Directions:
Write out the listing below without alteration, omitting its pictures.

======== Task inputs

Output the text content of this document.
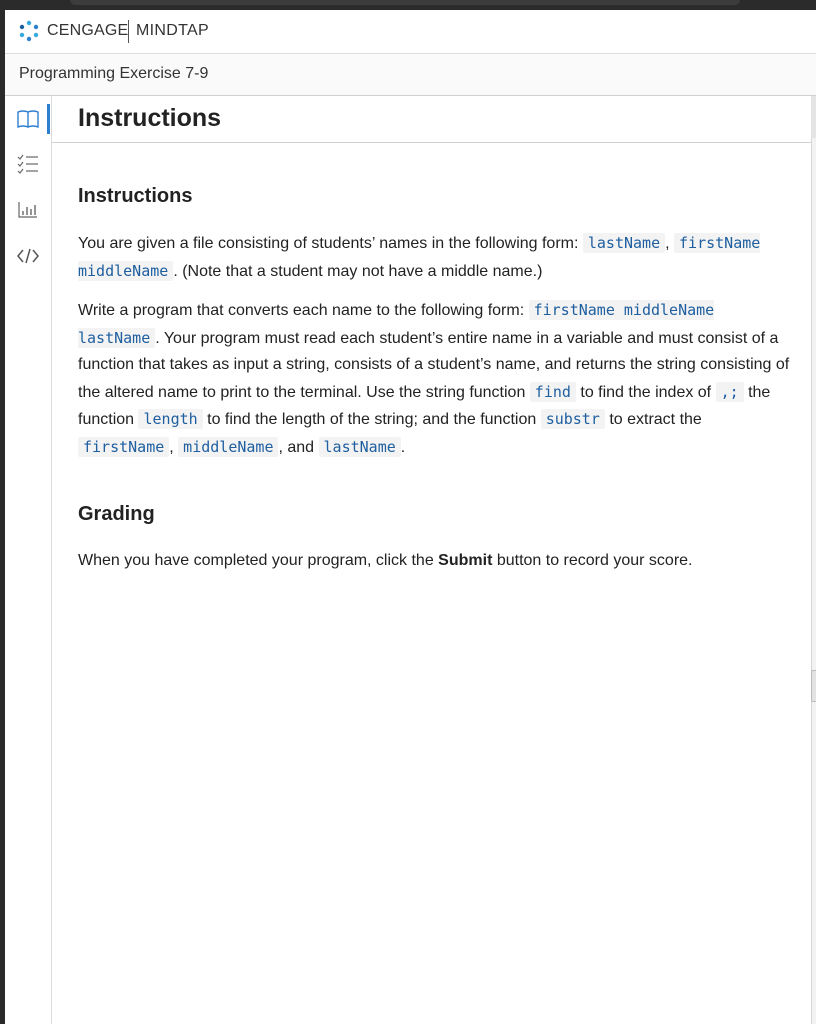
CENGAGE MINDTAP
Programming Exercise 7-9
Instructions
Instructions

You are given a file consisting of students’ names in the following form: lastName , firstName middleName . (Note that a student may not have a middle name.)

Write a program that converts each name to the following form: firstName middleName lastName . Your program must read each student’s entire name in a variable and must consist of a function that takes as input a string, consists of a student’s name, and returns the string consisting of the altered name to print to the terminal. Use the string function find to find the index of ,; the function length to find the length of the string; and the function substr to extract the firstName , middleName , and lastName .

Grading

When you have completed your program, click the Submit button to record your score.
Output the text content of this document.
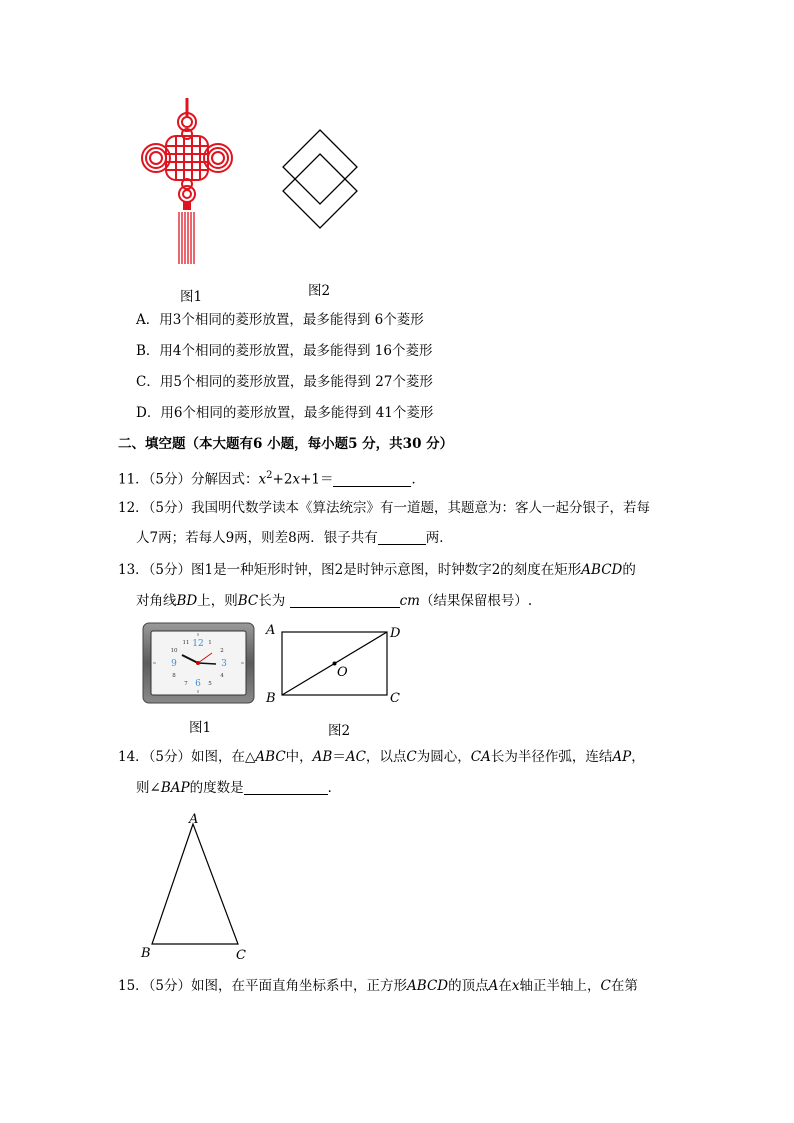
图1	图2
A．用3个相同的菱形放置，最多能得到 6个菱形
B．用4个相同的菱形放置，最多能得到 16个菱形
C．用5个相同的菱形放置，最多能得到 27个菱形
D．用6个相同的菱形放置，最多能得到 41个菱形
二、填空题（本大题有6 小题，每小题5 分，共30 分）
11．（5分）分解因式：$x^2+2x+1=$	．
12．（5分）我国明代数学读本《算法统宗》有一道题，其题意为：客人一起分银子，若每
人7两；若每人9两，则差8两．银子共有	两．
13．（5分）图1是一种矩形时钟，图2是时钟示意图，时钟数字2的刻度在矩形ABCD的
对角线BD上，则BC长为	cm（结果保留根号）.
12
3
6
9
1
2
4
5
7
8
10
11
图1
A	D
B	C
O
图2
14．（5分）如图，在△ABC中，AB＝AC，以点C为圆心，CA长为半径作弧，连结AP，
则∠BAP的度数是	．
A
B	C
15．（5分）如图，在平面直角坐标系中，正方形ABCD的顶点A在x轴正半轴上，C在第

================

Task solution:
Output the text content of this document.
CENGAGE MINDTAP
Programming Exercise 7-9
Instructions
Instructions

You are given a file consisting of students’ names in the following form: lastName , firstName middleName . (Note that a student may not have a middle name.)

Write a program that converts each name to the following form: firstName middleName lastName . Your program must read each student’s entire name in a variable and must consist of a function that takes as input a string, consists of a student’s name, and returns the string consisting of the altered name to print to the terminal. Use the string function find to find the index of ,; the function length to find the length of the string; and the function substr to extract the firstName , middleName , and lastName .

Grading

When you have completed your program, click the Submit button to record your score.
Output the text content of this document.
图1	图2
A．用3个相同的菱形放置，最多能得到 6个菱形
B．用4个相同的菱形放置，最多能得到 16个菱形
C．用5个相同的菱形放置，最多能得到 27个菱形
D．用6个相同的菱形放置，最多能得到 41个菱形
二、填空题（本大题有6 小题，每小题5 分，共30 分）
11．（5分）分解因式：$x^2+2x+1=$	．
12．（5分）我国明代数学读本《算法统宗》有一道题，其题意为：客人一起分银子，若每
人7两；若每人9两，则差8两．银子共有	两．
13．（5分）图1是一种矩形时钟，图2是时钟示意图，时钟数字2的刻度在矩形ABCD的
对角线BD上，则BC长为	cm（结果保留根号）.
12
3
6
9
1
2
4
5
7
8
10
11
图1
A	D
B	C
O
图2
14．（5分）如图，在△ABC中，AB＝AC，以点C为圆心，CA长为半径作弧，连结AP，
则∠BAP的度数是	．
A
B	C
15．（5分）如图，在平面直角坐标系中，正方形ABCD的顶点A在x轴正半轴上，C在第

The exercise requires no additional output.